#### What to produce:
Repeat the material verbatim and drop the pictures.

#### Task data:
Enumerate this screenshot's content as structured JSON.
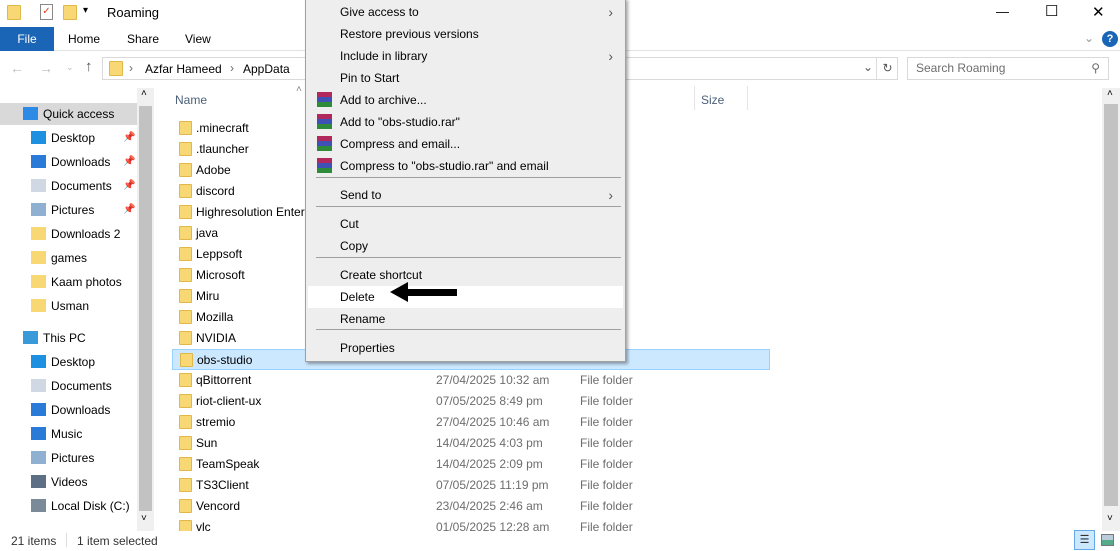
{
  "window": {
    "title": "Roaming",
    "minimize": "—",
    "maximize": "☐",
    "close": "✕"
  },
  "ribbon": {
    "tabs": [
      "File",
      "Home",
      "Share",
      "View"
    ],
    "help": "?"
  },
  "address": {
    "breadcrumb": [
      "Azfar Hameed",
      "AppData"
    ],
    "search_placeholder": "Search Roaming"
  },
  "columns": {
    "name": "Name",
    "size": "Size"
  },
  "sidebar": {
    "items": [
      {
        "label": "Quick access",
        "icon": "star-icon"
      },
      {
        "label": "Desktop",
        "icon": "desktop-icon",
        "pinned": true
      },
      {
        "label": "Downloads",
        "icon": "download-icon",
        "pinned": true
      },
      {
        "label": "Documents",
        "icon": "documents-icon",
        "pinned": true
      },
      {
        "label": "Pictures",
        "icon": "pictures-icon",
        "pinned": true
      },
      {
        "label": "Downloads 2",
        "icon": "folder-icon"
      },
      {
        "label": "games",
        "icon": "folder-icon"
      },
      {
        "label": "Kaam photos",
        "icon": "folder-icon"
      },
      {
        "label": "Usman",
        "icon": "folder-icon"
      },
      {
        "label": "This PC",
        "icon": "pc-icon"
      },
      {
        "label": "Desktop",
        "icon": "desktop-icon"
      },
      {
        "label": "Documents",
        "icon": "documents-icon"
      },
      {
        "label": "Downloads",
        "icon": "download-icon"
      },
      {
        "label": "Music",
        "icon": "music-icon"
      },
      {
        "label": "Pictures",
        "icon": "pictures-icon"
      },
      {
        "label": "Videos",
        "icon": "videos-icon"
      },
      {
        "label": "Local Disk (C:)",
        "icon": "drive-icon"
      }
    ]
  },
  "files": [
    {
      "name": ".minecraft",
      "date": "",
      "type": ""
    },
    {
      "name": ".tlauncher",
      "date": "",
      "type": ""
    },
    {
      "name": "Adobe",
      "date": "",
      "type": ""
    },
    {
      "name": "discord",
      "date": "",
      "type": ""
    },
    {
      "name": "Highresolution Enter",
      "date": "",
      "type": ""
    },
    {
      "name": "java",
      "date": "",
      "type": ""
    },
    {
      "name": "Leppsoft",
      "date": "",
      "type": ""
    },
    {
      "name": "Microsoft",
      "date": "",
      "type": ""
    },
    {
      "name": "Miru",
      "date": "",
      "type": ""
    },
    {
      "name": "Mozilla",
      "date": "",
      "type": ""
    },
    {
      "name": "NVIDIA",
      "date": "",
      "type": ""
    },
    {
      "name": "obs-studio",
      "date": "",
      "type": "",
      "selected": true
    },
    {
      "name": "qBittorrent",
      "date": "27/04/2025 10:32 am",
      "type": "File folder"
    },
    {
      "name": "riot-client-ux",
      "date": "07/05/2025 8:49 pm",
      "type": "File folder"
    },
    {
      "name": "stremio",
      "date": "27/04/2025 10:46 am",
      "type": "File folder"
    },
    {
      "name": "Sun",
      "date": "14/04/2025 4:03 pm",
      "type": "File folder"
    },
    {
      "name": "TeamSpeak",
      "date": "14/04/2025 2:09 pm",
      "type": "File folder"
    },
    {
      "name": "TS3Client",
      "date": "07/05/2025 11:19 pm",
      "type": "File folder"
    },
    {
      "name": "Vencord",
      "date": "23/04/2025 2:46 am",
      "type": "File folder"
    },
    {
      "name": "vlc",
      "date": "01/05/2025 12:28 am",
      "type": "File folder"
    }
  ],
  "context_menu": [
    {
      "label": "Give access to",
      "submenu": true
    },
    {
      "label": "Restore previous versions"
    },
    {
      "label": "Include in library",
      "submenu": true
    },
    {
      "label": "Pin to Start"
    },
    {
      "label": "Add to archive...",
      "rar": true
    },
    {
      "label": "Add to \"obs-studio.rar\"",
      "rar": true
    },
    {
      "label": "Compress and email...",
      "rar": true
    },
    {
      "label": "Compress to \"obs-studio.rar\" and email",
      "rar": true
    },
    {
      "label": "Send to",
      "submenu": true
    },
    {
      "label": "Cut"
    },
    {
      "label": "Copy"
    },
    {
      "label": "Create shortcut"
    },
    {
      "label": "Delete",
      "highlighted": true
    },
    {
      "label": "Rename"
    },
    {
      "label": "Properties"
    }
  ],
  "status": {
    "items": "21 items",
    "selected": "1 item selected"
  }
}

#### Exercise output:
Enumerate this screenshot's content as structured JSON.
{
  "window": {
    "title": "Roaming",
    "minimize": "—",
    "maximize": "☐",
    "close": "✕"
  },
  "ribbon": {
    "tabs": [
      "File",
      "Home",
      "Share",
      "View"
    ],
    "help": "?"
  },
  "address": {
    "breadcrumb": [
      "Azfar Hameed",
      "AppData"
    ],
    "search_placeholder": "Search Roaming"
  },
  "columns": {
    "name": "Name",
    "size": "Size"
  },
  "sidebar": {
    "items": [
      {
        "label": "Quick access",
        "icon": "star-icon"
      },
      {
        "label": "Desktop",
        "icon": "desktop-icon",
        "pinned": true
      },
      {
        "label": "Downloads",
        "icon": "download-icon",
        "pinned": true
      },
      {
        "label": "Documents",
        "icon": "documents-icon",
        "pinned": true
      },
      {
        "label": "Pictures",
        "icon": "pictures-icon",
        "pinned": true
      },
      {
        "label": "Downloads 2",
        "icon": "folder-icon"
      },
      {
        "label": "games",
        "icon": "folder-icon"
      },
      {
        "label": "Kaam photos",
        "icon": "folder-icon"
      },
      {
        "label": "Usman",
        "icon": "folder-icon"
      },
      {
        "label": "This PC",
        "icon": "pc-icon"
      },
      {
        "label": "Desktop",
        "icon": "desktop-icon"
      },
      {
        "label": "Documents",
        "icon": "documents-icon"
      },
      {
        "label": "Downloads",
        "icon": "download-icon"
      },
      {
        "label": "Music",
        "icon": "music-icon"
      },
      {
        "label": "Pictures",
        "icon": "pictures-icon"
      },
      {
        "label": "Videos",
        "icon": "videos-icon"
      },
      {
        "label": "Local Disk (C:)",
        "icon": "drive-icon"
      }
    ]
  },
  "files": [
    {
      "name": ".minecraft",
      "date": "",
      "type": ""
    },
    {
      "name": ".tlauncher",
      "date": "",
      "type": ""
    },
    {
      "name": "Adobe",
      "date": "",
      "type": ""
    },
    {
      "name": "discord",
      "date": "",
      "type": ""
    },
    {
      "name": "Highresolution Enter",
      "date": "",
      "type": ""
    },
    {
      "name": "java",
      "date": "",
      "type": ""
    },
    {
      "name": "Leppsoft",
      "date": "",
      "type": ""
    },
    {
      "name": "Microsoft",
      "date": "",
      "type": ""
    },
    {
      "name": "Miru",
      "date": "",
      "type": ""
    },
    {
      "name": "Mozilla",
      "date": "",
      "type": ""
    },
    {
      "name": "NVIDIA",
      "date": "",
      "type": ""
    },
    {
      "name": "obs-studio",
      "date": "",
      "type": "",
      "selected": true
    },
    {
      "name": "qBittorrent",
      "date": "27/04/2025 10:32 am",
      "type": "File folder"
    },
    {
      "name": "riot-client-ux",
      "date": "07/05/2025 8:49 pm",
      "type": "File folder"
    },
    {
      "name": "stremio",
      "date": "27/04/2025 10:46 am",
      "type": "File folder"
    },
    {
      "name": "Sun",
      "date": "14/04/2025 4:03 pm",
      "type": "File folder"
    },
    {
      "name": "TeamSpeak",
      "date": "14/04/2025 2:09 pm",
      "type": "File folder"
    },
    {
      "name": "TS3Client",
      "date": "07/05/2025 11:19 pm",
      "type": "File folder"
    },
    {
      "name": "Vencord",
      "date": "23/04/2025 2:46 am",
      "type": "File folder"
    },
    {
      "name": "vlc",
      "date": "01/05/2025 12:28 am",
      "type": "File folder"
    }
  ],
  "context_menu": [
    {
      "label": "Give access to",
      "submenu": true
    },
    {
      "label": "Restore previous versions"
    },
    {
      "label": "Include in library",
      "submenu": true
    },
    {
      "label": "Pin to Start"
    },
    {
      "label": "Add to archive...",
      "rar": true
    },
    {
      "label": "Add to \"obs-studio.rar\"",
      "rar": true
    },
    {
      "label": "Compress and email...",
      "rar": true
    },
    {
      "label": "Compress to \"obs-studio.rar\" and email",
      "rar": true
    },
    {
      "label": "Send to",
      "submenu": true
    },
    {
      "label": "Cut"
    },
    {
      "label": "Copy"
    },
    {
      "label": "Create shortcut"
    },
    {
      "label": "Delete",
      "highlighted": true
    },
    {
      "label": "Rename"
    },
    {
      "label": "Properties"
    }
  ],
  "status": {
    "items": "21 items",
    "selected": "1 item selected"
  }
}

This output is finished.